▶ WORK TO DO
Lines containing the word "this" are to be located and copied.

+++ DATA ROWS +++

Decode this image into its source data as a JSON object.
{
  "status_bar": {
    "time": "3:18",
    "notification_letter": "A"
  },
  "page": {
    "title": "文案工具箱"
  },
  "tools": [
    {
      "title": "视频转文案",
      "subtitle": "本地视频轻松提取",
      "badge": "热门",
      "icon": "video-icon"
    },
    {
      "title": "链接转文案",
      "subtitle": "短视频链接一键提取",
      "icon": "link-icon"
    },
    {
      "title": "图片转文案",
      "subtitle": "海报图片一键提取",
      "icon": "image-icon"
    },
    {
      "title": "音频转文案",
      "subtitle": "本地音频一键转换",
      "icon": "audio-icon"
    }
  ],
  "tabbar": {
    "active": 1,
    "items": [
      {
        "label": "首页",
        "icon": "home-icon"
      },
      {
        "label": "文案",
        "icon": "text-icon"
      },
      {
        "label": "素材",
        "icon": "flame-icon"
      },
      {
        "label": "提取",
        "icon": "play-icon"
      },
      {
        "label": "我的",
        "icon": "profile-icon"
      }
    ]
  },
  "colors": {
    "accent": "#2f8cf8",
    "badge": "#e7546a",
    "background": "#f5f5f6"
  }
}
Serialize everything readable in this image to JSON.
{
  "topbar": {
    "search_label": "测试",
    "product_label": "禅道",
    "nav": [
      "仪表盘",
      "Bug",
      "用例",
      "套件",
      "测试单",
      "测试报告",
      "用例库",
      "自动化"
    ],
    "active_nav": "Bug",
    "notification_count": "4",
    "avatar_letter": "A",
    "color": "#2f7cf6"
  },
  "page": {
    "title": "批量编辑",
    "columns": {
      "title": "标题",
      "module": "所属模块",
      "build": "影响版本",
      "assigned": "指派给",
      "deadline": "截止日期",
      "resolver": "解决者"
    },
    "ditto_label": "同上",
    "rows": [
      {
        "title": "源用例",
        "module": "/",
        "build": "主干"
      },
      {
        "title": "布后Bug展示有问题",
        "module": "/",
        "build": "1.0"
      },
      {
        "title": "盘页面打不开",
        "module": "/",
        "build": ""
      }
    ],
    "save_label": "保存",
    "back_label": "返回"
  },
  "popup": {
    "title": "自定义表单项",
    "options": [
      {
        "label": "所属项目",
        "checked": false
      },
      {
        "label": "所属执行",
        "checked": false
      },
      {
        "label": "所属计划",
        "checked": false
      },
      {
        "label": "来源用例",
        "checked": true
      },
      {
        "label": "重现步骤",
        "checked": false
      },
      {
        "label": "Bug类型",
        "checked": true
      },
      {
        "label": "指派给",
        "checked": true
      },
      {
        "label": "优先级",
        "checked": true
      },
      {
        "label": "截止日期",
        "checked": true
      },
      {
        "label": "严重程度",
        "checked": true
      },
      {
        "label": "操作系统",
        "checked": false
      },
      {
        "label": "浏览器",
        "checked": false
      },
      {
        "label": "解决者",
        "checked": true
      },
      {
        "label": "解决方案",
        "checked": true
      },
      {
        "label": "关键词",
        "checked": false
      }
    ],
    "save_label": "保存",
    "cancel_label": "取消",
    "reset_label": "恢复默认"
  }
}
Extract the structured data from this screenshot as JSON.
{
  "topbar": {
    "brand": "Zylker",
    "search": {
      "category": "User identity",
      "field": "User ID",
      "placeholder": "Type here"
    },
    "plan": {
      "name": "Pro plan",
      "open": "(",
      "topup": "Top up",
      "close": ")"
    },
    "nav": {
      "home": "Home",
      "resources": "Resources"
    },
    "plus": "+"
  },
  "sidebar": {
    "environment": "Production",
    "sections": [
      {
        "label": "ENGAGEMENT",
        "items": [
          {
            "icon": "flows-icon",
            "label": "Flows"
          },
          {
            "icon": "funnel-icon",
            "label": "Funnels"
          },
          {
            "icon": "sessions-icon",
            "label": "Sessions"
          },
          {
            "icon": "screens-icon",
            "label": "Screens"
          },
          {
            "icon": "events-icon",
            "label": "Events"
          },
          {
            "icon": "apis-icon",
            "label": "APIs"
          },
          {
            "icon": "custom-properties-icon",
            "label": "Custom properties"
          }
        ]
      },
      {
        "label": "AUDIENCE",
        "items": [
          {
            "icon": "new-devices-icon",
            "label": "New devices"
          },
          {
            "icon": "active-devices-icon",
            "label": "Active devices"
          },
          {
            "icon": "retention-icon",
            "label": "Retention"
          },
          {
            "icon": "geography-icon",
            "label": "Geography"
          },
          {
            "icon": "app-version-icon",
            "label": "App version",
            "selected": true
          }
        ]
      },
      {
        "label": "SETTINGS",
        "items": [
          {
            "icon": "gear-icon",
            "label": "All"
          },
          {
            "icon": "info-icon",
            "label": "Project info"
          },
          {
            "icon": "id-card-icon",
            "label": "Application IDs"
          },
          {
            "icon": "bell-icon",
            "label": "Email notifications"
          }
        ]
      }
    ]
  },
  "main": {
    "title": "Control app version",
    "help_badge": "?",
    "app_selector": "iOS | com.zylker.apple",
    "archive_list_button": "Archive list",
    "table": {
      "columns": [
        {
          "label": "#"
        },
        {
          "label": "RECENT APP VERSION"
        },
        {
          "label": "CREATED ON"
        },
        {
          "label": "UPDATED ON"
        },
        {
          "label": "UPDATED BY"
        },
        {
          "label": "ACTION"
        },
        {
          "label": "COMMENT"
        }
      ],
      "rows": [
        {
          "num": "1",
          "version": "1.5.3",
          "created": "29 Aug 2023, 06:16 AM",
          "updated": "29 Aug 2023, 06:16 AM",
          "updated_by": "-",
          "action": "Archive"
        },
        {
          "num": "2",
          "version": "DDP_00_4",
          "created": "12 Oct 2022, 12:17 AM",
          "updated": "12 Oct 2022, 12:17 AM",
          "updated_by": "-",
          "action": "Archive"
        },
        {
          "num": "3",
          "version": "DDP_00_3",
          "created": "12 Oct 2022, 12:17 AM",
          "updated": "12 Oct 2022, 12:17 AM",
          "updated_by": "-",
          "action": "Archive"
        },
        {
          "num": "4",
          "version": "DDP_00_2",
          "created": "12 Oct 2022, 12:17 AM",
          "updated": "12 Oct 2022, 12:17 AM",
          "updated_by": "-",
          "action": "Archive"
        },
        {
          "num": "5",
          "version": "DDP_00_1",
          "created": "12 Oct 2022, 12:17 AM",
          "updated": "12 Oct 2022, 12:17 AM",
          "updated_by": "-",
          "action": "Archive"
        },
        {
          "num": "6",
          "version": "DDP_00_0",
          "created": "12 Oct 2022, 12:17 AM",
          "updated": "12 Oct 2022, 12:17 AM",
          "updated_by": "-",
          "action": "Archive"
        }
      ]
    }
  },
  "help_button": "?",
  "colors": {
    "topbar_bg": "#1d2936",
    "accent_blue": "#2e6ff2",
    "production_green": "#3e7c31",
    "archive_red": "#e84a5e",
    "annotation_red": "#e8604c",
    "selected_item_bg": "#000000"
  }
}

+++
+++ DATA ROWS +++

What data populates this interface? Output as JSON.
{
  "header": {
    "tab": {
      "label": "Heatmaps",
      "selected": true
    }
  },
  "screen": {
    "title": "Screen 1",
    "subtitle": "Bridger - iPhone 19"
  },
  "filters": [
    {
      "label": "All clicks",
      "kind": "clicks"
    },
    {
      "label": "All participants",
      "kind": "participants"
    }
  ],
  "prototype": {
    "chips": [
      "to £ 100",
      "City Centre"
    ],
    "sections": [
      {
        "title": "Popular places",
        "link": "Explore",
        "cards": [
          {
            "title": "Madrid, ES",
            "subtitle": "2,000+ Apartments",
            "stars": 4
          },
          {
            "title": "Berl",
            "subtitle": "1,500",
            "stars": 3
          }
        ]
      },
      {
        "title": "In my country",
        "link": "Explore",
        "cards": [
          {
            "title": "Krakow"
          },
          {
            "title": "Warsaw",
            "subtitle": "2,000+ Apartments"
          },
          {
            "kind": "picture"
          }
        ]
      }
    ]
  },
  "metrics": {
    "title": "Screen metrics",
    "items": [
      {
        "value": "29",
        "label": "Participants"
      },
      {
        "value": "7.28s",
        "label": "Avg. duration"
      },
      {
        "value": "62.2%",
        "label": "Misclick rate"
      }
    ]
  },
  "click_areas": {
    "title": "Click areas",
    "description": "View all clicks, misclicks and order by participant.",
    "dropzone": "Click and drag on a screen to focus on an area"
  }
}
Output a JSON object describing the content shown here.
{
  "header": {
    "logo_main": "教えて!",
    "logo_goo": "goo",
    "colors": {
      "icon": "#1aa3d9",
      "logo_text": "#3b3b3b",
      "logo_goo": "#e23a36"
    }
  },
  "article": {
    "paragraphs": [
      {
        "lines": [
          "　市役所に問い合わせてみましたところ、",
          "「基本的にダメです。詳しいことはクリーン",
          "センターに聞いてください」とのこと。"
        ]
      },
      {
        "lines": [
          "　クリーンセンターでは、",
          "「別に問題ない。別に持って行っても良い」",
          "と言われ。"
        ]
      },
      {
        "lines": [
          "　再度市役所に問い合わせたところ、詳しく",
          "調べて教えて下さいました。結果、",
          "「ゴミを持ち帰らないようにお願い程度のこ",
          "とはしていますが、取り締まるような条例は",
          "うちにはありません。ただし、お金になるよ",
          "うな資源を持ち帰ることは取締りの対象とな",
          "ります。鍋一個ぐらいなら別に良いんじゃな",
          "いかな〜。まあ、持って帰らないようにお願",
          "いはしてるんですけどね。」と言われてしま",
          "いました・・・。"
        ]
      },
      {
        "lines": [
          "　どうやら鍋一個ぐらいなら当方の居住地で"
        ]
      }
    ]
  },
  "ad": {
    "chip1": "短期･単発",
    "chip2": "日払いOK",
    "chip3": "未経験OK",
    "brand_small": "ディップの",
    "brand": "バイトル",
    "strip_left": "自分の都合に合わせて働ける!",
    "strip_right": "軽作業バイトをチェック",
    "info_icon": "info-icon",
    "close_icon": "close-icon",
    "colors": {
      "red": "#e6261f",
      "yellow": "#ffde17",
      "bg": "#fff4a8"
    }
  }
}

+++

▶ ANSWER
Decode this image into its source data as a JSON object.
Serialize everything readable in this image to JSON.
Extract the structured data from this screenshot as JSON.
What data populates this interface? Output as JSON.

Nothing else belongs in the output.